• **SOURCE EXCERPT**
☆ ☆ ☆ ☆ ☆ ☆ ☆

As a young man who is relatively open about my transgender status, I get asked a lot of questions from cisgender people. Many, if not all, of those folks are well-meaning, and earnestly want to know more so they can be respectful. But I’ve only been publicly identifying myself as trans for the past three years, and I am already exhausted of answering the same questions time and time again – often phrased in ways that make me cringe.

As a white man, when it comes to race, I’m on the flip side of that equation – I don’t know what it’s like to be a person of color, and so when I was first learning about my white privilege, my instinct was to want to ask people of color what I could do to help undo racism in my life. However, I quickly learned that it shouldn’t be the responsibility of people of color to educate me – that’s just another example of my privileged ass wanting someone else to do my work for me (but now, since I’ve started that work, if you’re interested, here are two excellent resources on this topic -Unpacking the Invisible Knapsack and Fix It: Racism). Educating myself is now easier than ever – there’s a magical invention called the world wide web with all the resources I could ever need right at my fingertips.

☆ ☆ ☆ ☆ ☆ ☆ ☆

• **ENTRIES SHOWN**
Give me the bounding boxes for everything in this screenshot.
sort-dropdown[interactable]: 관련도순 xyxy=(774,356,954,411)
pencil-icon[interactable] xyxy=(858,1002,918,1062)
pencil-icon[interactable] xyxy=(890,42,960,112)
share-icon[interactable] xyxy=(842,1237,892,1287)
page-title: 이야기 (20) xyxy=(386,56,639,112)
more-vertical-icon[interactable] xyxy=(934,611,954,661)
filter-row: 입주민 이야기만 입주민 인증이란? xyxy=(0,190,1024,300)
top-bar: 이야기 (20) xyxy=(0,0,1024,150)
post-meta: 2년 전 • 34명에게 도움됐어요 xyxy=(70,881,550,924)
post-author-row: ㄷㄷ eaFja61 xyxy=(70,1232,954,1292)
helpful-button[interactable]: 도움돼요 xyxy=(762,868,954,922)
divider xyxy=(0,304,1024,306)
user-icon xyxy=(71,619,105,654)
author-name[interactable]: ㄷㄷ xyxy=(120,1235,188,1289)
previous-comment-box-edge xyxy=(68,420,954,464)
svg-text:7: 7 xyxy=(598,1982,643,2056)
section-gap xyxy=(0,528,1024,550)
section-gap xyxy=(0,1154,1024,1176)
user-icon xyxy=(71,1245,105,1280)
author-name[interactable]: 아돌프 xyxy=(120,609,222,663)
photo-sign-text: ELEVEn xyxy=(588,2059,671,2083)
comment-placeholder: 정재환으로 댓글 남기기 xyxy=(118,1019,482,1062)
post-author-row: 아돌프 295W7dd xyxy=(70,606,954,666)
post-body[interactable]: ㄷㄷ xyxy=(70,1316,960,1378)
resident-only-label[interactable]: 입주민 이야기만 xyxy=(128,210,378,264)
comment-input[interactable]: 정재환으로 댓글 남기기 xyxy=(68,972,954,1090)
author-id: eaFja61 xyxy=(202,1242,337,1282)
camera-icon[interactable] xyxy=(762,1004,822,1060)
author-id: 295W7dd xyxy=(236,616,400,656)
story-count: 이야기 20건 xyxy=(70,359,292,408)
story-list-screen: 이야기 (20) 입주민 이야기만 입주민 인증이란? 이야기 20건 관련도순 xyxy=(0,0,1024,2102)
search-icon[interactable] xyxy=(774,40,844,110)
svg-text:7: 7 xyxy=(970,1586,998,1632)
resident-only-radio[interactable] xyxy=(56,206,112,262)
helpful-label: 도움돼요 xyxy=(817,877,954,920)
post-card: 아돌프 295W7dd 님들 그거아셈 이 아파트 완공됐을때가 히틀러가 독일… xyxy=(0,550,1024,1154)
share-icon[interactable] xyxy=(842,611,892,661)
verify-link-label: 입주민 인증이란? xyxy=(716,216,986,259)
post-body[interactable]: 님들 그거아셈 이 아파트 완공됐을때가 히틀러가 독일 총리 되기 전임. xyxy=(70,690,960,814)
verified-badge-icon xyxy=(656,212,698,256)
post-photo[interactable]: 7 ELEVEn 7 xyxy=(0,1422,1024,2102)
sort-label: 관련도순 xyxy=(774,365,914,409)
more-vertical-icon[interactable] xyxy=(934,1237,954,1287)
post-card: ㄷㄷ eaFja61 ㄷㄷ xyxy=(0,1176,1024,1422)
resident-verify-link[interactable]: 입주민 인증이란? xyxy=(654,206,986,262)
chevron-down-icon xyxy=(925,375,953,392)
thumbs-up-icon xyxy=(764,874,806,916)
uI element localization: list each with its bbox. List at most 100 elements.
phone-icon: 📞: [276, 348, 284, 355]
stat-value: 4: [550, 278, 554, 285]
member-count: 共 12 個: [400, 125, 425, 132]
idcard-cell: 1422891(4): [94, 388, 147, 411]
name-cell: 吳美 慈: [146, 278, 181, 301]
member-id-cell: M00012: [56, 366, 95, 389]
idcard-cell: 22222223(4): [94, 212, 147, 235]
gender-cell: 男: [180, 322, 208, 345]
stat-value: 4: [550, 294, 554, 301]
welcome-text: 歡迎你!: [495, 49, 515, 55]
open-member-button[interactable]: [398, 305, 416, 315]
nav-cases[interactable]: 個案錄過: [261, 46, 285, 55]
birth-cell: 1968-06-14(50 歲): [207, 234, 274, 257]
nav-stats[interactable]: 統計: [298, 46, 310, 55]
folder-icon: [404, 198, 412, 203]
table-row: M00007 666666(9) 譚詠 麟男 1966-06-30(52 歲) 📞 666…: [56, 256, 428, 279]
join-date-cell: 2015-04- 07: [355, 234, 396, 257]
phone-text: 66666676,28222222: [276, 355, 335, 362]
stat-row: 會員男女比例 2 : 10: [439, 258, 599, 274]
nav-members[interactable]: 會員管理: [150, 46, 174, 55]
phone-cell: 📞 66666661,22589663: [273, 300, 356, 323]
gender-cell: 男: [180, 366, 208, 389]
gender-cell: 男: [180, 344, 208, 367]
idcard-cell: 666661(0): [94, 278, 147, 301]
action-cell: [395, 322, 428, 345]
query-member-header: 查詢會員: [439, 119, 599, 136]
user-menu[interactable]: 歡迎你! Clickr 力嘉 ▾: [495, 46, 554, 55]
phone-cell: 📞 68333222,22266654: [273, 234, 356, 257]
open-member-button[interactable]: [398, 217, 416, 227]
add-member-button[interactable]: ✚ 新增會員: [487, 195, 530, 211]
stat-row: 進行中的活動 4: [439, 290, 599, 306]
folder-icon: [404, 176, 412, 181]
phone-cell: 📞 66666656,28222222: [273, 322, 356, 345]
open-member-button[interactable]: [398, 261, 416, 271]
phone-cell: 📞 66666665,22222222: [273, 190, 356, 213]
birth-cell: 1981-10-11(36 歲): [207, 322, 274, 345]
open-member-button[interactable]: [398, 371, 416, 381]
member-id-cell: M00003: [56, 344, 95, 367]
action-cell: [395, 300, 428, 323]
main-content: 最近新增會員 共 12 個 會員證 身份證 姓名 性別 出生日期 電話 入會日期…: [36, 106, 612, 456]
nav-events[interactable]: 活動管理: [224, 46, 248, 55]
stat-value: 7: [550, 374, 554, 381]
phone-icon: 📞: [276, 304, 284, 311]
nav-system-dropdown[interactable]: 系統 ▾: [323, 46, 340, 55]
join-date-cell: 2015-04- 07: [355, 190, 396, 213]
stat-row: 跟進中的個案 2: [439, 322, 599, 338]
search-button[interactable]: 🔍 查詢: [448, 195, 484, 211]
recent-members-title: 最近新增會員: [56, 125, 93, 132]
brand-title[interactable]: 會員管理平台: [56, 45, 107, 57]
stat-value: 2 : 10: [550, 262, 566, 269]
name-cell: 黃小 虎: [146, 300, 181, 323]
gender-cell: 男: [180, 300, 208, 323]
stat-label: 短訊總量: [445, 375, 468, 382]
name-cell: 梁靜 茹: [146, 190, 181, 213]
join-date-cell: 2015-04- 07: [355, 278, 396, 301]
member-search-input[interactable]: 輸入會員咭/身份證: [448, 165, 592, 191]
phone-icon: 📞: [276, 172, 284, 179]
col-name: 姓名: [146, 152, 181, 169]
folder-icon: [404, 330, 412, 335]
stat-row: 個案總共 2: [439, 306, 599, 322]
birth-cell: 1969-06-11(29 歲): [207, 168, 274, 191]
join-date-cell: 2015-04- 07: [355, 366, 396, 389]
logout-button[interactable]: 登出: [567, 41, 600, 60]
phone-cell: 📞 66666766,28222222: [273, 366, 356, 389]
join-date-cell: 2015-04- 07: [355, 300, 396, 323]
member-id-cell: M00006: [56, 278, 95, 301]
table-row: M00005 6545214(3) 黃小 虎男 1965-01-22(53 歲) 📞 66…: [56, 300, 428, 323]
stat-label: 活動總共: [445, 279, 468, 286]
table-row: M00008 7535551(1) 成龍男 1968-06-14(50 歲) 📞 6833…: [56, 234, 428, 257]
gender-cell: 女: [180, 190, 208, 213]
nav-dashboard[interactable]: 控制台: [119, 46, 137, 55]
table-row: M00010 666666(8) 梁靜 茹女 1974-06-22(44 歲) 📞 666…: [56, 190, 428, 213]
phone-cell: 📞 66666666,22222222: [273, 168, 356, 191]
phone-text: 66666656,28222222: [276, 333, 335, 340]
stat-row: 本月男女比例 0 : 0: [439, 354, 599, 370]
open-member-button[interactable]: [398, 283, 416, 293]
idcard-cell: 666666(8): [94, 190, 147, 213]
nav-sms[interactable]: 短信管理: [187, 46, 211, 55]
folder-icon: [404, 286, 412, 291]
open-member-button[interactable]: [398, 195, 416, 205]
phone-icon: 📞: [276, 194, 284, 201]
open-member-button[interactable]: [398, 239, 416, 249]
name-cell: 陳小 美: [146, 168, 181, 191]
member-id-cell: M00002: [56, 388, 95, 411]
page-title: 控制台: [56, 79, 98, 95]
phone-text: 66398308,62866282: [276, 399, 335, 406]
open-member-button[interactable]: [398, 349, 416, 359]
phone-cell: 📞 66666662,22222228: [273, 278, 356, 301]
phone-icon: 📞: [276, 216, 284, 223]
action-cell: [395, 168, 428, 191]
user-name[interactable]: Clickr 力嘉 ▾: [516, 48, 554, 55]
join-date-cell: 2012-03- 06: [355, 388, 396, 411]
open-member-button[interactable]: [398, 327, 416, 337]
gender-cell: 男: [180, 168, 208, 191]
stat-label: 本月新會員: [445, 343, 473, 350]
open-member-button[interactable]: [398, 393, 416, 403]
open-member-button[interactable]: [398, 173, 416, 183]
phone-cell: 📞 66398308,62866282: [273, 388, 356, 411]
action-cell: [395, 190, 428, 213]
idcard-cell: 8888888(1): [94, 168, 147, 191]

☆ ☆ ☆ ☆ ☆ ☆ ☆

• **DIRECTIVES**
a) Based on the passage about transgender status and white privilege, answer yes or no to each statement below, quoting the words of the passage that decide it. (i) The writer has publicly identified as trans for the past three years. (ii) The writer holds that people of color are responsible for educating the writer about racism. (iii) The writer describes the cisgender people who ask questions as mostly hostile.
b) Update the records starting at the first line and ending at the line containing "post-author-row: ㄷㄷ eaFja61", changing "pencil-icon" to "edit-icon" and keeping everything else the same. Give only those lines.

• **RESULTS BY TASK**
a)
(i) Yes: "I’ve only been publicly identifying myself as trans for the past three years"
(ii) No: "it shouldn’t be the responsibility of people of color to educate me"
(iii) No: "Many, if not all, of those folks are well-meaning"

b)
Give me the bounding boxes for everything in this screenshot.
sort-dropdown[interactable]: 관련도순 xyxy=(774,356,954,411)
edit-icon[interactable] xyxy=(858,1002,918,1062)
edit-icon[interactable] xyxy=(890,42,960,112)
share-icon[interactable] xyxy=(842,1237,892,1287)
page-title: 이야기 (20) xyxy=(386,56,639,112)
more-vertical-icon[interactable] xyxy=(934,611,954,661)
filter-row: 입주민 이야기만 입주민 인증이란? xyxy=(0,190,1024,300)
top-bar: 이야기 (20) xyxy=(0,0,1024,150)
post-meta: 2년 전 • 34명에게 도움됐어요 xyxy=(70,881,550,924)
post-author-row: ㄷㄷ eaFja61 xyxy=(70,1232,954,1292)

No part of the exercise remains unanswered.